__GIVEN REQUEST__: Only the pictures are to be left out; set down the rest of the records exactly.

__DATASET__:
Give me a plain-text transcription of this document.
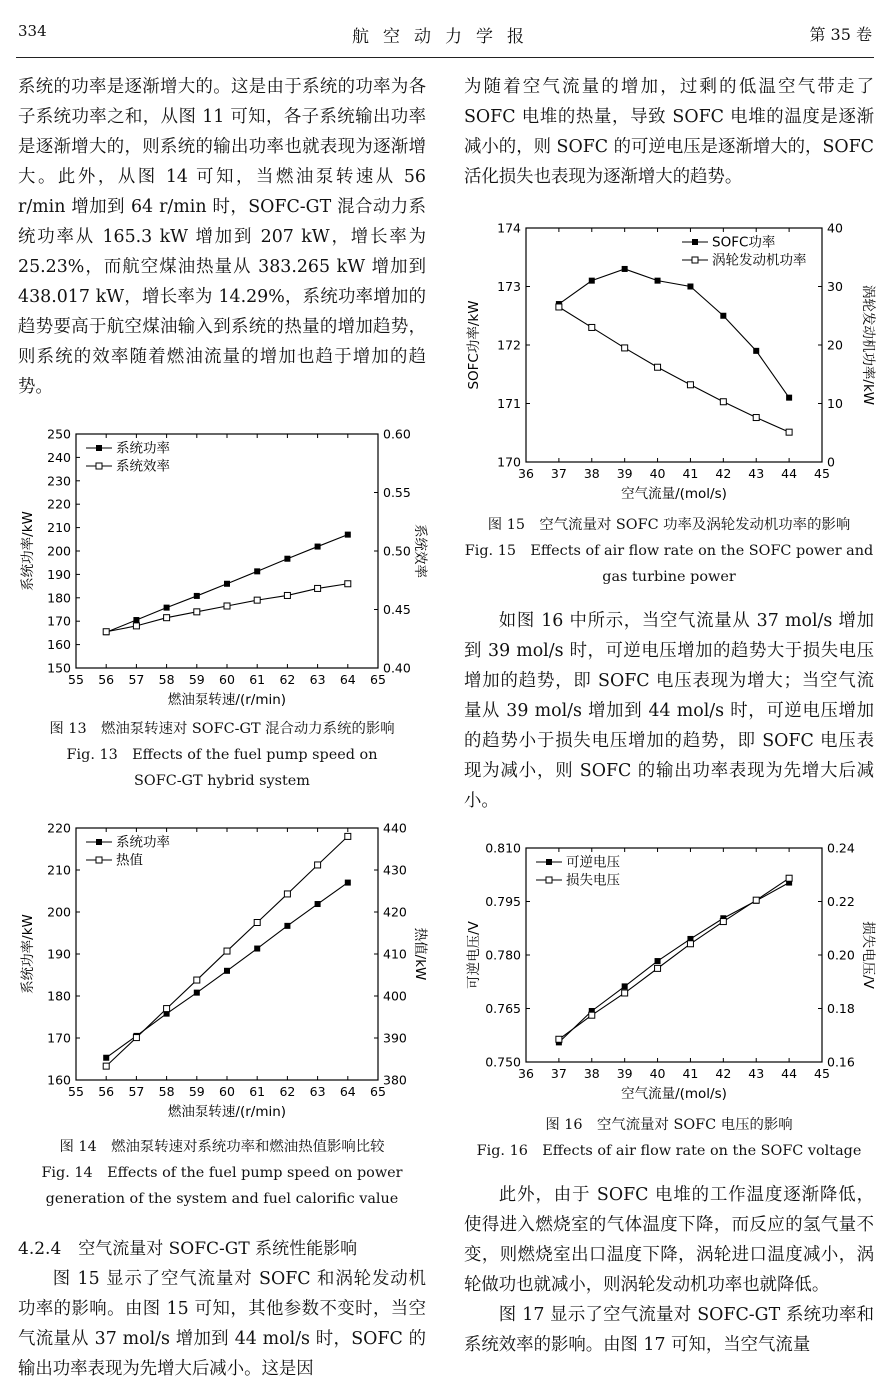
334	航空动力学报	第 35 卷

系统的功率是逐渐增大的。这是由于系统的功率为各子系统功率之和，从图 11 可知，各子系统输出功率是逐渐增大的，则系统的输出功率也就表现为逐渐增大。此外，从图 14 可知，当燃油泵转速从 56 r/min 增加到 64 r/min 时，SOFC-GT 混合动力系统功率从 165.3 kW 增加到 207 kW，增长率为 25.23%，而航空煤油热量从 383.265 kW 增加到 438.017 kW，增长率为 14.29%，系统功率增加的趋势要高于航空煤油输入到系统的热量的增加趋势，则系统的效率随着燃油流量的增加也趋于增加的趋势。

55 56 57 58 59 60 61 62 63 64 65
150
160
170
180
190
200
210
220
230
240
250
0.40
0.45
0.50
0.55
0.60
燃油泵转速/(r/min)
系统功率/kW	系统效率
系统功率
系统效率

图 13　燃油泵转速对 SOFC-GT 混合动力系统的影响

Fig. 13　Effects of the fuel pump speed on SOFC-GT hybrid system

55 56 57 58 59 60 61 62 63 64 65
160
170
180
190
200
210
220
380
390
400
410
420
430
440
燃油泵转速/(r/min)
系统功率/kW	热值/kW
系统功率
热值

图 14　燃油泵转速对系统功率和燃油热值影响比较

Fig. 14　Effects of the fuel pump speed on power generation of the system and fuel calorific value

4.2.4　空气流量对 SOFC-GT 系统性能影响

图 15 显示了空气流量对 SOFC 和涡轮发动机功率的影响。由图 15 可知，其他参数不变时，当空气流量从 37 mol/s 增加到 44 mol/s 时，SOFC 的输出功率表现为先增大后减小。这是因

为随着空气流量的增加，过剩的低温空气带走了 SOFC 电堆的热量，导致 SOFC 电堆的温度是逐渐减小的，则 SOFC 的可逆电压是逐渐增大的，SOFC 活化损失也表现为逐渐增大的趋势。

36 37 38 39 40 41 42 43 44 45
170
171
172
173
174
0
10
20
30
40
空气流量/(mol/s)
SOFC功率/kW	涡轮发动机功率/kW
SOFC功率
涡轮发动机功率

图 15　空气流量对 SOFC 功率及涡轮发动机功率的影响

Fig. 15　Effects of air flow rate on the SOFC power and gas turbine power

如图 16 中所示，当空气流量从 37 mol/s 增加到 39 mol/s 时，可逆电压增加的趋势大于损失电压增加的趋势，即 SOFC 电压表现为增大；当空气流量从 39 mol/s 增加到 44 mol/s 时，可逆电压增加的趋势小于损失电压增加的趋势，即 SOFC 电压表现为减小，则 SOFC 的输出功率表现为先增大后减小。

36 37 38 39 40 41 42 43 44 45
0.750
0.765
0.780
0.795
0.810
0.16
0.18
0.20
0.22
0.24
空气流量/(mol/s)
可逆电压/V	损失电压/V
可逆电压
损失电压

图 16　空气流量对 SOFC 电压的影响

Fig. 16　Effects of air flow rate on the SOFC voltage

此外，由于 SOFC 电堆的工作温度逐渐降低，使得进入燃烧室的气体温度下降，而反应的氢气量不变，则燃烧室出口温度下降，涡轮进口温度减小，涡轮做功也就减小，则涡轮发动机功率也就降低。

图 17 显示了空气流量对 SOFC-GT 系统功率和系统效率的影响。由图 17 可知，当空气流量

__RESPONSE TO THE TASK__:
Give me a plain-text transcription of this document.
334	航空动力学报	第 35 卷

系统的功率是逐渐增大的。这是由于系统的功率为各子系统功率之和，从图 11 可知，各子系统输出功率是逐渐增大的，则系统的输出功率也就表现为逐渐增大。此外，从图 14 可知，当燃油泵转速从 56 r/min 增加到 64 r/min 时，SOFC-GT 混合动力系统功率从 165.3 kW 增加到 207 kW，增长率为 25.23%，而航空煤油热量从 383.265 kW 增加到 438.017 kW，增长率为 14.29%，系统功率增加的趋势要高于航空煤油输入到系统的热量的增加趋势，则系统的效率随着燃油流量的增加也趋于增加的趋势。

55 56 57 58 59 60 61 62 63 64 65
150
160
170
180
190
200
210
220
230
240
250
0.40
0.45
0.50
0.55
0.60
燃油泵转速/(r/min)
系统功率/kW	系统效率
系统功率
系统效率

图 13　燃油泵转速对 SOFC-GT 混合动力系统的影响

Fig. 13　Effects of the fuel pump speed on SOFC-GT hybrid system

55 56 57 58 59 60 61 62 63 64 65
160
170
180
190
200
210
220
380
390
400
410
420
430
440
燃油泵转速/(r/min)
系统功率/kW	热值/kW
系统功率
热值

图 14　燃油泵转速对系统功率和燃油热值影响比较

Fig. 14　Effects of the fuel pump speed on power generation of the system and fuel calorific value

4.2.4　空气流量对 SOFC-GT 系统性能影响

图 15 显示了空气流量对 SOFC 和涡轮发动机功率的影响。由图 15 可知，其他参数不变时，当空气流量从 37 mol/s 增加到 44 mol/s 时，SOFC 的输出功率表现为先增大后减小。这是因

为随着空气流量的增加，过剩的低温空气带走了 SOFC 电堆的热量，导致 SOFC 电堆的温度是逐渐减小的，则 SOFC 的可逆电压是逐渐增大的，SOFC 活化损失也表现为逐渐增大的趋势。

36 37 38 39 40 41 42 43 44 45
170
171
172
173
174
0
10
20
30
40
空气流量/(mol/s)
SOFC功率/kW	涡轮发动机功率/kW
SOFC功率
涡轮发动机功率

图 15　空气流量对 SOFC 功率及涡轮发动机功率的影响

Fig. 15　Effects of air flow rate on the SOFC power and gas turbine power

如图 16 中所示，当空气流量从 37 mol/s 增加到 39 mol/s 时，可逆电压增加的趋势大于损失电压增加的趋势，即 SOFC 电压表现为增大；当空气流量从 39 mol/s 增加到 44 mol/s 时，可逆电压增加的趋势小于损失电压增加的趋势，即 SOFC 电压表现为减小，则 SOFC 的输出功率表现为先增大后减小。

36 37 38 39 40 41 42 43 44 45
0.750
0.765
0.780
0.795
0.810
0.16
0.18
0.20
0.22
0.24
空气流量/(mol/s)
可逆电压/V	损失电压/V
可逆电压
损失电压

图 16　空气流量对 SOFC 电压的影响

Fig. 16　Effects of air flow rate on the SOFC voltage

此外，由于 SOFC 电堆的工作温度逐渐降低，使得进入燃烧室的气体温度下降，而反应的氢气量不变，则燃烧室出口温度下降，涡轮进口温度减小，涡轮做功也就减小，则涡轮发动机功率也就降低。

图 17 显示了空气流量对 SOFC-GT 系统功率和系统效率的影响。由图 17 可知，当空气流量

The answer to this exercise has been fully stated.